• DIRECTIVE:
Skip the images and copy each record exactly as written.

• MATERIAL FOR THE TASK:
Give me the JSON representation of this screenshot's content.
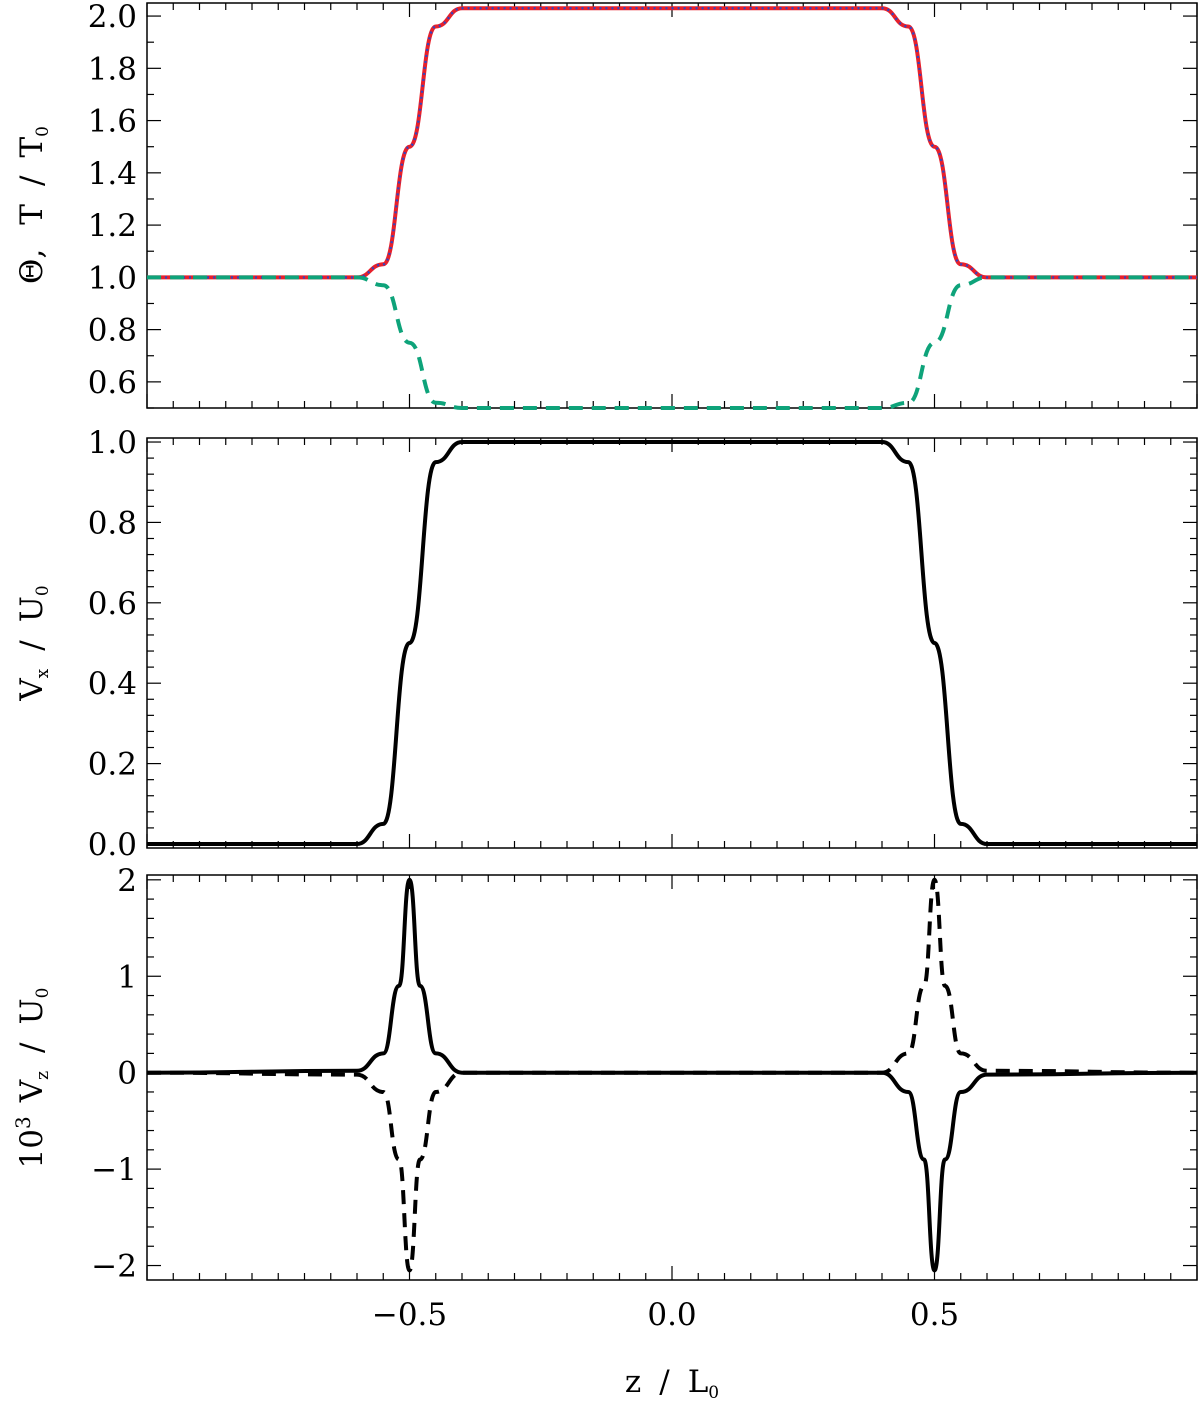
{
  "chart_data": [
    {
      "type": "line",
      "ylabel": "Θ,  T / T0",
      "ylabel_parts": {
        "theta": "Θ,",
        "t": "T",
        "slash": "/",
        "t0": "T",
        "t0_sub": "0"
      },
      "xlim": [
        -1,
        1
      ],
      "ylim": [
        0.5,
        2.05
      ],
      "yticks": [
        0.6,
        0.8,
        1.0,
        1.2,
        1.4,
        1.6,
        1.8,
        2.0
      ],
      "ytick_labels": [
        "0.6",
        "0.8",
        "1.0",
        "1.2",
        "1.4",
        "1.6",
        "1.8",
        "2.0"
      ],
      "legend": "none",
      "series": [
        {
          "role": "temperature T/T0",
          "color": "#e8202a",
          "style": "solid",
          "x": [
            -1.0,
            -0.6,
            -0.55,
            -0.5,
            -0.45,
            -0.4,
            0.0,
            0.4,
            0.45,
            0.5,
            0.55,
            0.6,
            1.0
          ],
          "y": [
            1.0,
            1.0,
            1.05,
            1.5,
            1.96,
            2.03,
            2.03,
            2.03,
            1.96,
            1.5,
            1.05,
            1.0,
            1.0
          ]
        },
        {
          "role": "overlay on temperature",
          "color": "#3344c0",
          "style": "dotted",
          "x": [
            -1.0,
            -0.6,
            -0.55,
            -0.5,
            -0.45,
            -0.4,
            0.0,
            0.4,
            0.45,
            0.5,
            0.55,
            0.6,
            1.0
          ],
          "y": [
            1.0,
            1.0,
            1.05,
            1.5,
            1.96,
            2.03,
            2.03,
            2.03,
            1.96,
            1.5,
            1.05,
            1.0,
            1.0
          ]
        },
        {
          "role": "Theta",
          "color": "#0ea37a",
          "style": "dashed",
          "x": [
            -1.0,
            -0.6,
            -0.55,
            -0.5,
            -0.45,
            -0.4,
            0.0,
            0.4,
            0.45,
            0.5,
            0.55,
            0.6,
            1.0
          ],
          "y": [
            1.0,
            1.0,
            0.97,
            0.75,
            0.52,
            0.5,
            0.5,
            0.5,
            0.52,
            0.75,
            0.97,
            1.0,
            1.0
          ]
        }
      ]
    },
    {
      "type": "line",
      "ylabel": "Vx / U0",
      "ylabel_parts": {
        "v": "V",
        "v_sub": "x",
        "slash": "/",
        "u": "U",
        "u_sub": "0"
      },
      "xlim": [
        -1,
        1
      ],
      "ylim": [
        -0.01,
        1.01
      ],
      "yticks": [
        0.0,
        0.2,
        0.4,
        0.6,
        0.8,
        1.0
      ],
      "ytick_labels": [
        "0.0",
        "0.2",
        "0.4",
        "0.6",
        "0.8",
        "1.0"
      ],
      "legend": "none",
      "series": [
        {
          "role": "Vx",
          "color": "#000000",
          "style": "solid",
          "x": [
            -1.0,
            -0.6,
            -0.55,
            -0.5,
            -0.45,
            -0.4,
            0.0,
            0.4,
            0.45,
            0.5,
            0.55,
            0.6,
            1.0
          ],
          "y": [
            0.0,
            0.0,
            0.05,
            0.5,
            0.95,
            1.0,
            1.0,
            1.0,
            0.95,
            0.5,
            0.05,
            0.0,
            0.0
          ]
        }
      ]
    },
    {
      "type": "line",
      "ylabel": "10³ Vz / U0",
      "ylabel_parts": {
        "ten": "10",
        "ten_sup": "3",
        "v": "V",
        "v_sub": "z",
        "slash": "/",
        "u": "U",
        "u_sub": "0"
      },
      "xlabel": "z / L0",
      "xlabel_parts": {
        "z": "z",
        "slash": "/",
        "l": "L",
        "l_sub": "0"
      },
      "xlim": [
        -1,
        1
      ],
      "ylim": [
        -2.15,
        2.05
      ],
      "yticks": [
        -2,
        -1,
        0,
        1,
        2
      ],
      "ytick_labels": [
        "−2",
        "−1",
        "0",
        "1",
        "2"
      ],
      "xticks": [
        -0.5,
        0.0,
        0.5
      ],
      "xtick_labels": [
        "−0.5",
        "0.0",
        "0.5"
      ],
      "legend": "none",
      "series": [
        {
          "role": "Vz solid",
          "color": "#000000",
          "style": "solid",
          "x": [
            -1.0,
            -0.6,
            -0.55,
            -0.52,
            -0.5,
            -0.48,
            -0.45,
            -0.4,
            0.0,
            0.4,
            0.45,
            0.48,
            0.5,
            0.52,
            0.55,
            0.6,
            1.0
          ],
          "y": [
            0.0,
            0.02,
            0.2,
            0.9,
            2.0,
            0.9,
            0.2,
            0.0,
            0.0,
            0.0,
            -0.2,
            -0.9,
            -2.05,
            -0.9,
            -0.2,
            -0.02,
            0.0
          ]
        },
        {
          "role": "Vz dashed",
          "color": "#000000",
          "style": "dashed",
          "x": [
            -1.0,
            -0.6,
            -0.55,
            -0.52,
            -0.5,
            -0.48,
            -0.45,
            -0.4,
            0.0,
            0.4,
            0.45,
            0.48,
            0.5,
            0.52,
            0.55,
            0.6,
            1.0
          ],
          "y": [
            0.0,
            -0.02,
            -0.2,
            -0.9,
            -2.05,
            -0.9,
            -0.2,
            0.0,
            0.0,
            0.0,
            0.2,
            0.9,
            2.0,
            0.9,
            0.2,
            0.02,
            0.0
          ]
        }
      ]
    }
  ]
}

• RESPONSE TO THE TASK:
Give me the JSON representation of this screenshot's content.
{
  "chart_data": [
    {
      "type": "line",
      "ylabel": "Θ,  T / T0",
      "ylabel_parts": {
        "theta": "Θ,",
        "t": "T",
        "slash": "/",
        "t0": "T",
        "t0_sub": "0"
      },
      "xlim": [
        -1,
        1
      ],
      "ylim": [
        0.5,
        2.05
      ],
      "yticks": [
        0.6,
        0.8,
        1.0,
        1.2,
        1.4,
        1.6,
        1.8,
        2.0
      ],
      "ytick_labels": [
        "0.6",
        "0.8",
        "1.0",
        "1.2",
        "1.4",
        "1.6",
        "1.8",
        "2.0"
      ],
      "legend": "none",
      "series": [
        {
          "role": "temperature T/T0",
          "color": "#e8202a",
          "style": "solid",
          "x": [
            -1.0,
            -0.6,
            -0.55,
            -0.5,
            -0.45,
            -0.4,
            0.0,
            0.4,
            0.45,
            0.5,
            0.55,
            0.6,
            1.0
          ],
          "y": [
            1.0,
            1.0,
            1.05,
            1.5,
            1.96,
            2.03,
            2.03,
            2.03,
            1.96,
            1.5,
            1.05,
            1.0,
            1.0
          ]
        },
        {
          "role": "overlay on temperature",
          "color": "#3344c0",
          "style": "dotted",
          "x": [
            -1.0,
            -0.6,
            -0.55,
            -0.5,
            -0.45,
            -0.4,
            0.0,
            0.4,
            0.45,
            0.5,
            0.55,
            0.6,
            1.0
          ],
          "y": [
            1.0,
            1.0,
            1.05,
            1.5,
            1.96,
            2.03,
            2.03,
            2.03,
            1.96,
            1.5,
            1.05,
            1.0,
            1.0
          ]
        },
        {
          "role": "Theta",
          "color": "#0ea37a",
          "style": "dashed",
          "x": [
            -1.0,
            -0.6,
            -0.55,
            -0.5,
            -0.45,
            -0.4,
            0.0,
            0.4,
            0.45,
            0.5,
            0.55,
            0.6,
            1.0
          ],
          "y": [
            1.0,
            1.0,
            0.97,
            0.75,
            0.52,
            0.5,
            0.5,
            0.5,
            0.52,
            0.75,
            0.97,
            1.0,
            1.0
          ]
        }
      ]
    },
    {
      "type": "line",
      "ylabel": "Vx / U0",
      "ylabel_parts": {
        "v": "V",
        "v_sub": "x",
        "slash": "/",
        "u": "U",
        "u_sub": "0"
      },
      "xlim": [
        -1,
        1
      ],
      "ylim": [
        -0.01,
        1.01
      ],
      "yticks": [
        0.0,
        0.2,
        0.4,
        0.6,
        0.8,
        1.0
      ],
      "ytick_labels": [
        "0.0",
        "0.2",
        "0.4",
        "0.6",
        "0.8",
        "1.0"
      ],
      "legend": "none",
      "series": [
        {
          "role": "Vx",
          "color": "#000000",
          "style": "solid",
          "x": [
            -1.0,
            -0.6,
            -0.55,
            -0.5,
            -0.45,
            -0.4,
            0.0,
            0.4,
            0.45,
            0.5,
            0.55,
            0.6,
            1.0
          ],
          "y": [
            0.0,
            0.0,
            0.05,
            0.5,
            0.95,
            1.0,
            1.0,
            1.0,
            0.95,
            0.5,
            0.05,
            0.0,
            0.0
          ]
        }
      ]
    },
    {
      "type": "line",
      "ylabel": "10³ Vz / U0",
      "ylabel_parts": {
        "ten": "10",
        "ten_sup": "3",
        "v": "V",
        "v_sub": "z",
        "slash": "/",
        "u": "U",
        "u_sub": "0"
      },
      "xlabel": "z / L0",
      "xlabel_parts": {
        "z": "z",
        "slash": "/",
        "l": "L",
        "l_sub": "0"
      },
      "xlim": [
        -1,
        1
      ],
      "ylim": [
        -2.15,
        2.05
      ],
      "yticks": [
        -2,
        -1,
        0,
        1,
        2
      ],
      "ytick_labels": [
        "−2",
        "−1",
        "0",
        "1",
        "2"
      ],
      "xticks": [
        -0.5,
        0.0,
        0.5
      ],
      "xtick_labels": [
        "−0.5",
        "0.0",
        "0.5"
      ],
      "legend": "none",
      "series": [
        {
          "role": "Vz solid",
          "color": "#000000",
          "style": "solid",
          "x": [
            -1.0,
            -0.6,
            -0.55,
            -0.52,
            -0.5,
            -0.48,
            -0.45,
            -0.4,
            0.0,
            0.4,
            0.45,
            0.48,
            0.5,
            0.52,
            0.55,
            0.6,
            1.0
          ],
          "y": [
            0.0,
            0.02,
            0.2,
            0.9,
            2.0,
            0.9,
            0.2,
            0.0,
            0.0,
            0.0,
            -0.2,
            -0.9,
            -2.05,
            -0.9,
            -0.2,
            -0.02,
            0.0
          ]
        },
        {
          "role": "Vz dashed",
          "color": "#000000",
          "style": "dashed",
          "x": [
            -1.0,
            -0.6,
            -0.55,
            -0.52,
            -0.5,
            -0.48,
            -0.45,
            -0.4,
            0.0,
            0.4,
            0.45,
            0.48,
            0.5,
            0.52,
            0.55,
            0.6,
            1.0
          ],
          "y": [
            0.0,
            -0.02,
            -0.2,
            -0.9,
            -2.05,
            -0.9,
            -0.2,
            0.0,
            0.0,
            0.0,
            0.2,
            0.9,
            2.0,
            0.9,
            0.2,
            0.02,
            0.0
          ]
        }
      ]
    }
  ]
}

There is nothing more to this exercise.